→ INPUT RECORDS
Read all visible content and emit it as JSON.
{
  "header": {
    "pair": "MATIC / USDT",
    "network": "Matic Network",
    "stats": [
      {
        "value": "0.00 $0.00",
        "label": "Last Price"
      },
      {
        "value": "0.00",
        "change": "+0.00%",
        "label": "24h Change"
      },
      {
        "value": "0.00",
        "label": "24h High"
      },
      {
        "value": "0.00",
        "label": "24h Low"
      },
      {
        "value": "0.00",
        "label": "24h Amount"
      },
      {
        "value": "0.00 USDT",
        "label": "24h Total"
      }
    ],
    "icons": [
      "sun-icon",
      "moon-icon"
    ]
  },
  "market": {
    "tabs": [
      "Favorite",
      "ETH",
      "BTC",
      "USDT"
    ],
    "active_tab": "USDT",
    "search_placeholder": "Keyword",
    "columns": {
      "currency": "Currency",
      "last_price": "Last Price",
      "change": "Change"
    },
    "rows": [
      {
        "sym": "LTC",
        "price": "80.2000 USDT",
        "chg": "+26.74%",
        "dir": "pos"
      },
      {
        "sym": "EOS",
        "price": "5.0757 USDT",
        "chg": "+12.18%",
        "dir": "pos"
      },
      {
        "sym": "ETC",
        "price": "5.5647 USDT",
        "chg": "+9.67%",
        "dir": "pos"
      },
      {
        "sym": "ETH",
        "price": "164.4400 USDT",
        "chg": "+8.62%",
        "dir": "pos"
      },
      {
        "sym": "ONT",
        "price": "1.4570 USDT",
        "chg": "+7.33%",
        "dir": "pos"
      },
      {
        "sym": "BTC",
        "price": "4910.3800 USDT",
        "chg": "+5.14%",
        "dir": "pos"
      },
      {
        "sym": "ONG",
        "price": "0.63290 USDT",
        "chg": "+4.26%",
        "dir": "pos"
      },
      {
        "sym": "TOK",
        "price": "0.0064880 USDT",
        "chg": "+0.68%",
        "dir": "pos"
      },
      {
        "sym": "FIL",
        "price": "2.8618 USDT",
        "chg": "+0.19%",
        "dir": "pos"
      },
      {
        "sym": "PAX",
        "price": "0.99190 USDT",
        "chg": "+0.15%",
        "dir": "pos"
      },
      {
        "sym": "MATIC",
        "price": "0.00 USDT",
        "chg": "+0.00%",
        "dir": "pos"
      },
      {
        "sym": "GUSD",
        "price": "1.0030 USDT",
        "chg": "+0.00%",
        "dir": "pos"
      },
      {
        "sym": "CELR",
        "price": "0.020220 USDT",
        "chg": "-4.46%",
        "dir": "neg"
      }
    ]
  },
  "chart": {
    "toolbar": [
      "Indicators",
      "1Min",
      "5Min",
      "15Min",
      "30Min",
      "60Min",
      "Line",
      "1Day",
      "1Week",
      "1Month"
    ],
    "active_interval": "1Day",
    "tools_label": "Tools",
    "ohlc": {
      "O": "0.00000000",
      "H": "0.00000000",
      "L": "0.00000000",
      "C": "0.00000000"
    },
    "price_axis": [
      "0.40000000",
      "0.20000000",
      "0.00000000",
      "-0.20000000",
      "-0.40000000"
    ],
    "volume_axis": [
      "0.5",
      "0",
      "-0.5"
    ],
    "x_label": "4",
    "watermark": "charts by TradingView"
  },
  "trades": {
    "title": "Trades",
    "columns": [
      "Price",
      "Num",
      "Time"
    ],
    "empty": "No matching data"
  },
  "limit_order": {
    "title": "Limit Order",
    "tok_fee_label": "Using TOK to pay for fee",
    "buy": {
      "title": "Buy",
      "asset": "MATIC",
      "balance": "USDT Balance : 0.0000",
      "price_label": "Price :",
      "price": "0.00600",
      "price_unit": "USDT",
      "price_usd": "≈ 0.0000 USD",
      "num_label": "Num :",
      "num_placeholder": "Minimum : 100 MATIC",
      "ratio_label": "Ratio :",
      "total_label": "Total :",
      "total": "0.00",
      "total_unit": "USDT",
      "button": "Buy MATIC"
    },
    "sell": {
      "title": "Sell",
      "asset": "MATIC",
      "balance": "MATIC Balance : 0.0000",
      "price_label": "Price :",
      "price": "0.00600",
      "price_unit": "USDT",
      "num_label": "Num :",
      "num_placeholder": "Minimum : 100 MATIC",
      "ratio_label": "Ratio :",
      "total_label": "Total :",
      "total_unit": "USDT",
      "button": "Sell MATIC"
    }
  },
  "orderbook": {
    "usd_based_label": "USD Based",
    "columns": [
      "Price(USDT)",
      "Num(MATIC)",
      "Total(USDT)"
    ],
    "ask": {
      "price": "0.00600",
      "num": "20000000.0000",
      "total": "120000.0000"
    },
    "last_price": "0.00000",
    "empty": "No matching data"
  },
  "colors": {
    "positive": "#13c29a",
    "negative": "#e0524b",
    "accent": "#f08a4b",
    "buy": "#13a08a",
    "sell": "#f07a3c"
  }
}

→ WHAT TO PRODUCE
Every record above should be copied exactly.

→ THE REPLY
Read all visible content and emit it as JSON.
{
  "header": {
    "pair": "MATIC / USDT",
    "network": "Matic Network",
    "stats": [
      {
        "value": "0.00 $0.00",
        "label": "Last Price"
      },
      {
        "value": "0.00",
        "change": "+0.00%",
        "label": "24h Change"
      },
      {
        "value": "0.00",
        "label": "24h High"
      },
      {
        "value": "0.00",
        "label": "24h Low"
      },
      {
        "value": "0.00",
        "label": "24h Amount"
      },
      {
        "value": "0.00 USDT",
        "label": "24h Total"
      }
    ],
    "icons": [
      "sun-icon",
      "moon-icon"
    ]
  },
  "market": {
    "tabs": [
      "Favorite",
      "ETH",
      "BTC",
      "USDT"
    ],
    "active_tab": "USDT",
    "search_placeholder": "Keyword",
    "columns": {
      "currency": "Currency",
      "last_price": "Last Price",
      "change": "Change"
    },
    "rows": [
      {
        "sym": "LTC",
        "price": "80.2000 USDT",
        "chg": "+26.74%",
        "dir": "pos"
      },
      {
        "sym": "EOS",
        "price": "5.0757 USDT",
        "chg": "+12.18%",
        "dir": "pos"
      },
      {
        "sym": "ETC",
        "price": "5.5647 USDT",
        "chg": "+9.67%",
        "dir": "pos"
      },
      {
        "sym": "ETH",
        "price": "164.4400 USDT",
        "chg": "+8.62%",
        "dir": "pos"
      },
      {
        "sym": "ONT",
        "price": "1.4570 USDT",
        "chg": "+7.33%",
        "dir": "pos"
      },
      {
        "sym": "BTC",
        "price": "4910.3800 USDT",
        "chg": "+5.14%",
        "dir": "pos"
      },
      {
        "sym": "ONG",
        "price": "0.63290 USDT",
        "chg": "+4.26%",
        "dir": "pos"
      },
      {
        "sym": "TOK",
        "price": "0.0064880 USDT",
        "chg": "+0.68%",
        "dir": "pos"
      },
      {
        "sym": "FIL",
        "price": "2.8618 USDT",
        "chg": "+0.19%",
        "dir": "pos"
      },
      {
        "sym": "PAX",
        "price": "0.99190 USDT",
        "chg": "+0.15%",
        "dir": "pos"
      },
      {
        "sym": "MATIC",
        "price": "0.00 USDT",
        "chg": "+0.00%",
        "dir": "pos"
      },
      {
        "sym": "GUSD",
        "price": "1.0030 USDT",
        "chg": "+0.00%",
        "dir": "pos"
      },
      {
        "sym": "CELR",
        "price": "0.020220 USDT",
        "chg": "-4.46%",
        "dir": "neg"
      }
    ]
  },
  "chart": {
    "toolbar": [
      "Indicators",
      "1Min",
      "5Min",
      "15Min",
      "30Min",
      "60Min",
      "Line",
      "1Day",
      "1Week",
      "1Month"
    ],
    "active_interval": "1Day",
    "tools_label": "Tools",
    "ohlc": {
      "O": "0.00000000",
      "H": "0.00000000",
      "L": "0.00000000",
      "C": "0.00000000"
    },
    "price_axis": [
      "0.40000000",
      "0.20000000",
      "0.00000000",
      "-0.20000000",
      "-0.40000000"
    ],
    "volume_axis": [
      "0.5",
      "0",
      "-0.5"
    ],
    "x_label": "4",
    "watermark": "charts by TradingView"
  },
  "trades": {
    "title": "Trades",
    "columns": [
      "Price",
      "Num",
      "Time"
    ],
    "empty": "No matching data"
  },
  "limit_order": {
    "title": "Limit Order",
    "tok_fee_label": "Using TOK to pay for fee",
    "buy": {
      "title": "Buy",
      "asset": "MATIC",
      "balance": "USDT Balance : 0.0000",
      "price_label": "Price :",
      "price": "0.00600",
      "price_unit": "USDT",
      "price_usd": "≈ 0.0000 USD",
      "num_label": "Num :",
      "num_placeholder": "Minimum : 100 MATIC",
      "ratio_label": "Ratio :",
      "total_label": "Total :",
      "total": "0.00",
      "total_unit": "USDT",
      "button": "Buy MATIC"
    },
    "sell": {
      "title": "Sell",
      "asset": "MATIC",
      "balance": "MATIC Balance : 0.0000",
      "price_label": "Price :",
      "price": "0.00600",
      "price_unit": "USDT",
      "num_label": "Num :",
      "num_placeholder": "Minimum : 100 MATIC",
      "ratio_label": "Ratio :",
      "total_label": "Total :",
      "total_unit": "USDT",
      "button": "Sell MATIC"
    }
  },
  "orderbook": {
    "usd_based_label": "USD Based",
    "columns": [
      "Price(USDT)",
      "Num(MATIC)",
      "Total(USDT)"
    ],
    "ask": {
      "price": "0.00600",
      "num": "20000000.0000",
      "total": "120000.0000"
    },
    "last_price": "0.00000",
    "empty": "No matching data"
  },
  "colors": {
    "positive": "#13c29a",
    "negative": "#e0524b",
    "accent": "#f08a4b",
    "buy": "#13a08a",
    "sell": "#f07a3c"
  }
}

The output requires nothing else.